What you are asked to do — Extract each line from the entries below that has the string "极大降低了用户设置工作量" in it.

Data listing —
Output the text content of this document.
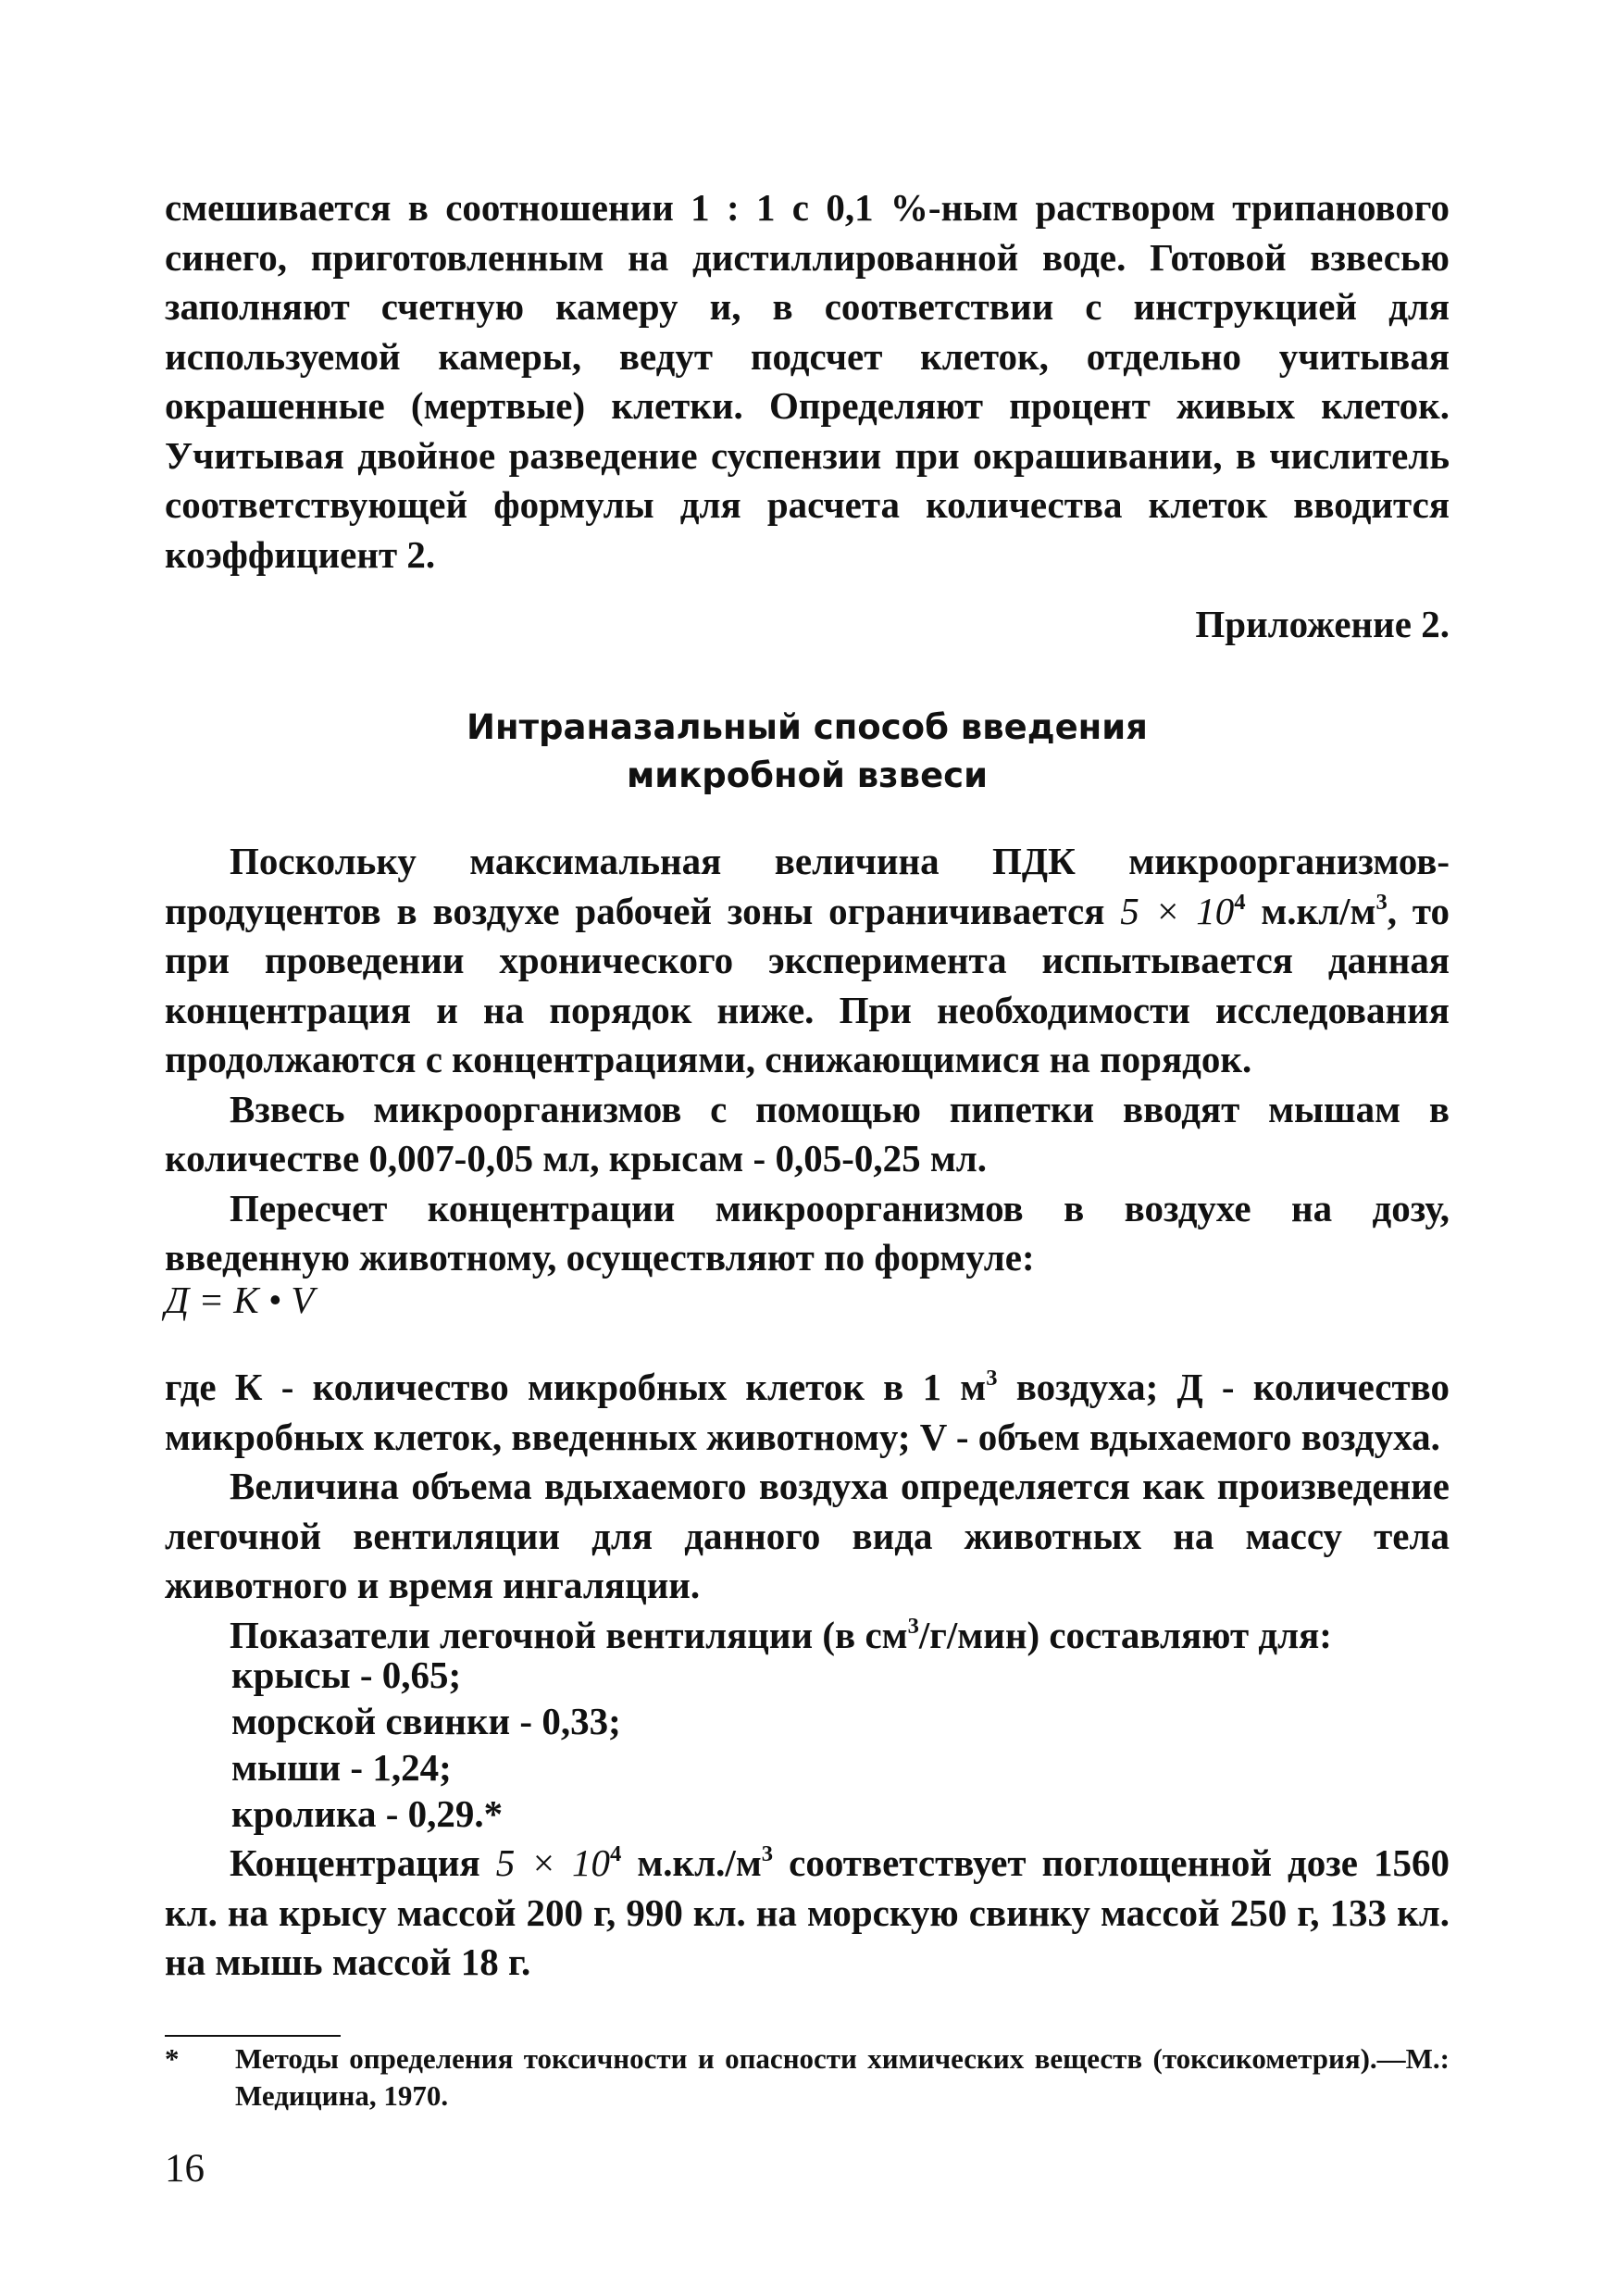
смешивается в соотношении 1 : 1 с 0,1 %-ным раствором трипанового синего, приготовленным на дистиллированной воде. Готовой взвесью заполняют счетную камеру и, в соответствии с инструкцией для используемой камеры, ведут подсчет клеток, отдельно учитывая окрашенные (мертвые) клетки. Определяют процент живых клеток. Учитывая двойное разведение суспензии при окрашивании, в числитель соответствующей формулы для расчета количества клеток вводится коэффициент 2.

Приложение 2.
Интраназальный способ введения
микробной взвеси

Поскольку максимальная величина ПДК микроорганизмов-продуцентов в воздухе рабочей зоны ограничивается $5 \times 10^4$ $м.кл/м^3$, то при проведении хронического эксперимента испытывается данная концентрация и на порядок ниже. При необходимости исследования продолжаются с концентрациями, снижающимися на порядок.

Взвесь микроорганизмов с помощью пипетки вводят мышам в количестве 0,007-0,05 мл, крысам - 0,05-0,25 мл.

Пересчет концентрации микроорганизмов в воздухе на дозу, введенную животному, осуществляют по формуле:

Д = К • V

где К - количество микробных клеток в 1 $м^3$ воздуха; Д - количество микробных клеток, введенных животному; V - объем вдыхаемого воздуха.

Величина объема вдыхаемого воздуха определяется как произведение легочной вентиляции для данного вида животных на массу тела животного и время ингаляции.

Показатели легочной вентиляции (в $см^3/г/мин$) составляют для:

крысы - 0,65;
морской свинки - 0,33;
мыши - 1,24;
кролика - 0,29.*

Концентрация $5 \times 10^4$ $м.кл./м^3$ соответствует поглощенной дозе 1560 кл. на крысу массой 200 г, 990 кл. на морскую свинку массой 250 г, 133 кл. на мышь массой 18 г.

*	Методы определения токсичности и опасности химических веществ (токсикометрия).—М.: Медицина, 1970.
16
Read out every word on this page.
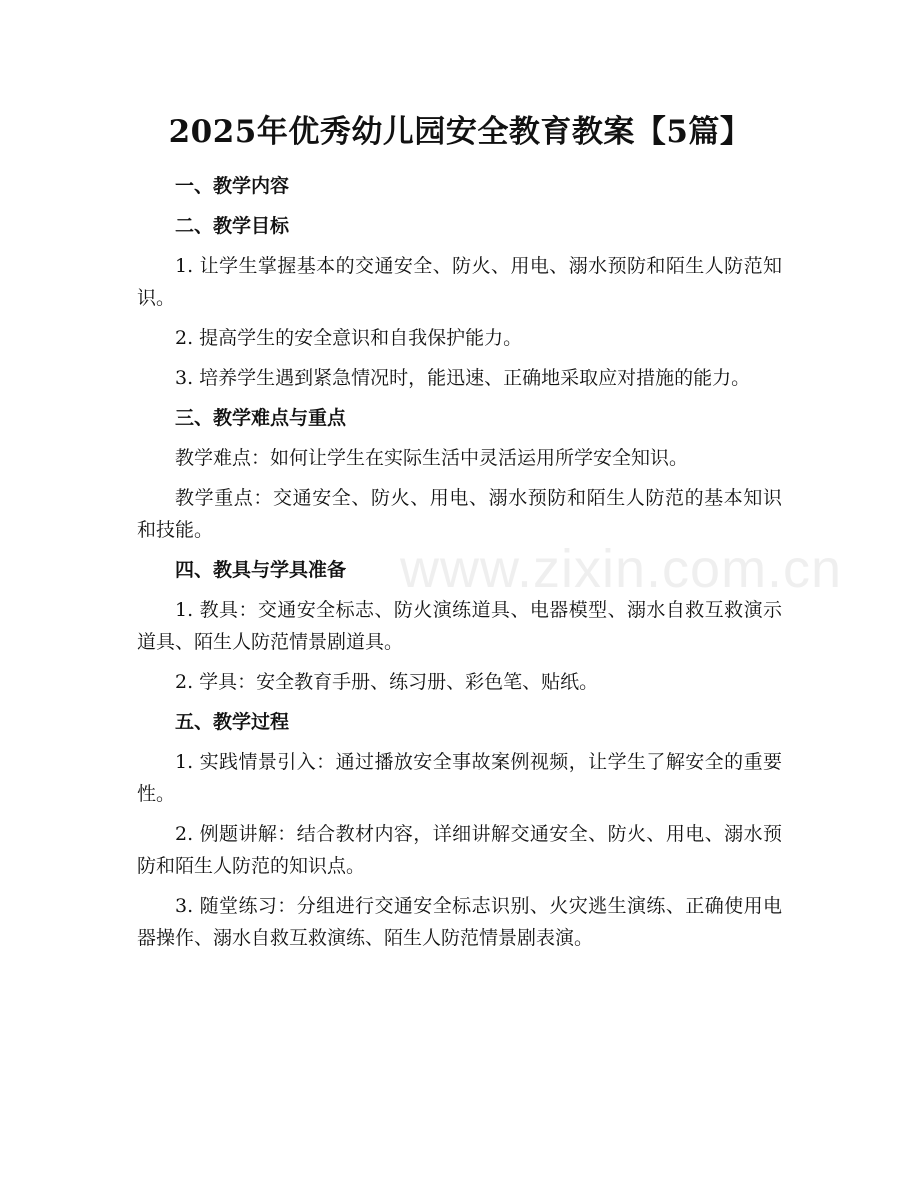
2025年优秀幼儿园安全教育教案【5篇】

一、教学内容

二、教学目标

1. 让学生掌握基本的交通安全、防火、用电、溺水预防和陌生人防范知识。

2. 提高学生的安全意识和自我保护能力。

3. 培养学生遇到紧急情况时，能迅速、正确地采取应对措施的能力。

三、教学难点与重点

教学难点：如何让学生在实际生活中灵活运用所学安全知识。

教学重点：交通安全、防火、用电、溺水预防和陌生人防范的基本知识和技能。

四、教具与学具准备

1. 教具：交通安全标志、防火演练道具、电器模型、溺水自救互救演示道具、陌生人防范情景剧道具。

2. 学具：安全教育手册、练习册、彩色笔、贴纸。

五、教学过程

1. 实践情景引入：通过播放安全事故案例视频，让学生了解安全的重要性。

2. 例题讲解：结合教材内容，详细讲解交通安全、防火、用电、溺水预防和陌生人防范的知识点。

3. 随堂练习：分组进行交通安全标志识别、火灾逃生演练、正确使用电器操作、溺水自救互救演练、陌生人防范情景剧表演。

www.zixin.com.cn
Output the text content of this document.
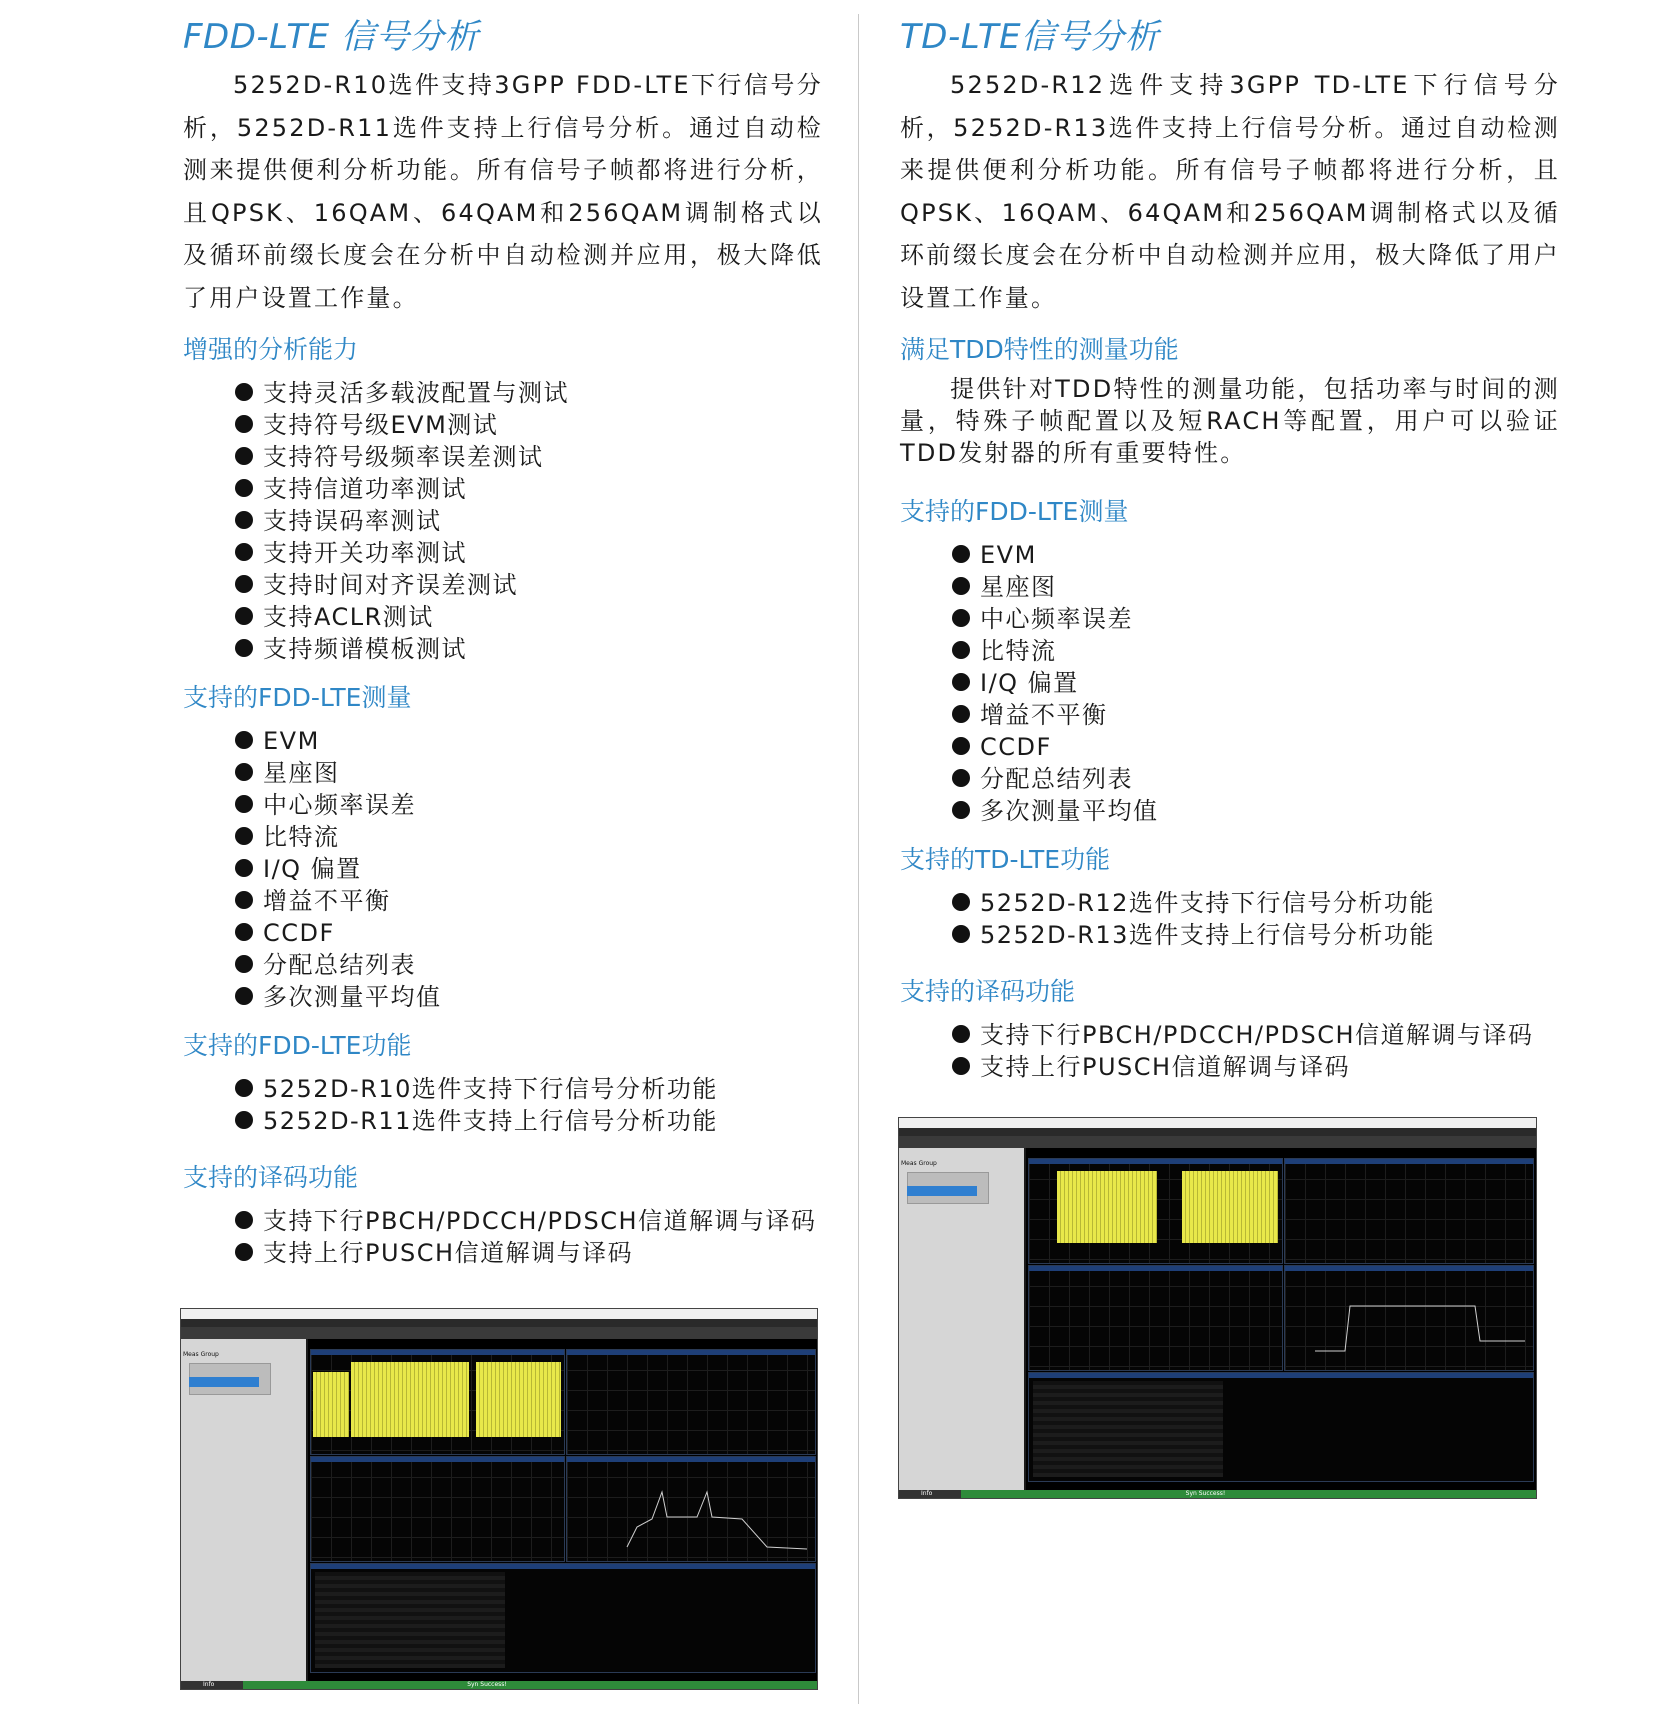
FDD-LTE 信号分析

5252D-R10选件支持3GPP FDD-LTE下行信号分析，5252D-R11选件支持上行信号分析。通过自动检测来提供便利分析功能。所有信号子帧都将进行分析，且QPSK、16QAM、64QAM和256QAM调制格式以及循环前缀长度会在分析中自动检测并应用，极大降低了用户设置工作量。

增强的分析能力
支持灵活多载波配置与测试
支持符号级EVM测试
支持符号级频率误差测试
支持信道功率测试
支持误码率测试
支持开关功率测试
支持时间对齐误差测试
支持ACLR测试
支持频谱模板测试
支持的FDD-LTE测量
EVM
星座图
中心频率误差
比特流
I/Q 偏置
增益不平衡
CCDF
分配总结列表
多次测量平均值
支持的FDD-LTE功能
5252D-R10选件支持下行信号分析功能
5252D-R11选件支持上行信号分析功能
支持的译码功能
支持下行PBCH/PDCCH/PDSCH信道解调与译码
支持上行PUSCH信道解调与译码
TD-LTE信号分析

5252D-R12选件支持3GPP TD-LTE下行信号分析，5252D-R13选件支持上行信号分析。通过自动检测来提供便利分析功能。所有信号子帧都将进行分析，且QPSK、16QAM、64QAM和256QAM调制格式以及循环前缀长度会在分析中自动检测并应用，极大降低了用户设置工作量。

满足TDD特性的测量功能

提供针对TDD特性的测量功能，包括功率与时间的测量，特殊子帧配置以及短RACH等配置，用户可以验证TDD发射器的所有重要特性。

支持的FDD-LTE测量
EVM
星座图
中心频率误差
比特流
I/Q 偏置
增益不平衡
CCDF
分配总结列表
多次测量平均值
支持的TD-LTE功能
5252D-R12选件支持下行信号分析功能
5252D-R13选件支持上行信号分析功能
支持的译码功能
支持下行PBCH/PDCCH/PDSCH信道解调与译码
支持上行PUSCH信道解调与译码
Meas Group
Info	Syn Success!
Meas Group
Info	Syn Success!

Exercise output —
5252D-R10选件支持3GPP FDD-LTE下行信号分析，5252D-R11选件支持上行信号分析。通过自动检测来提供便利分析功能。所有信号子帧都将进行分析，且QPSK、16QAM、64QAM和256QAM调制格式以及循环前缀长度会在分析中自动检测并应用，极大降低了用户设置工作量。
5252D-R12选件支持3GPP TD-LTE下行信号分析，5252D-R13选件支持上行信号分析。通过自动检测来提供便利分析功能。所有信号子帧都将进行分析，且QPSK、16QAM、64QAM和256QAM调制格式以及循环前缀长度会在分析中自动检测并应用，极大降低了用户设置工作量。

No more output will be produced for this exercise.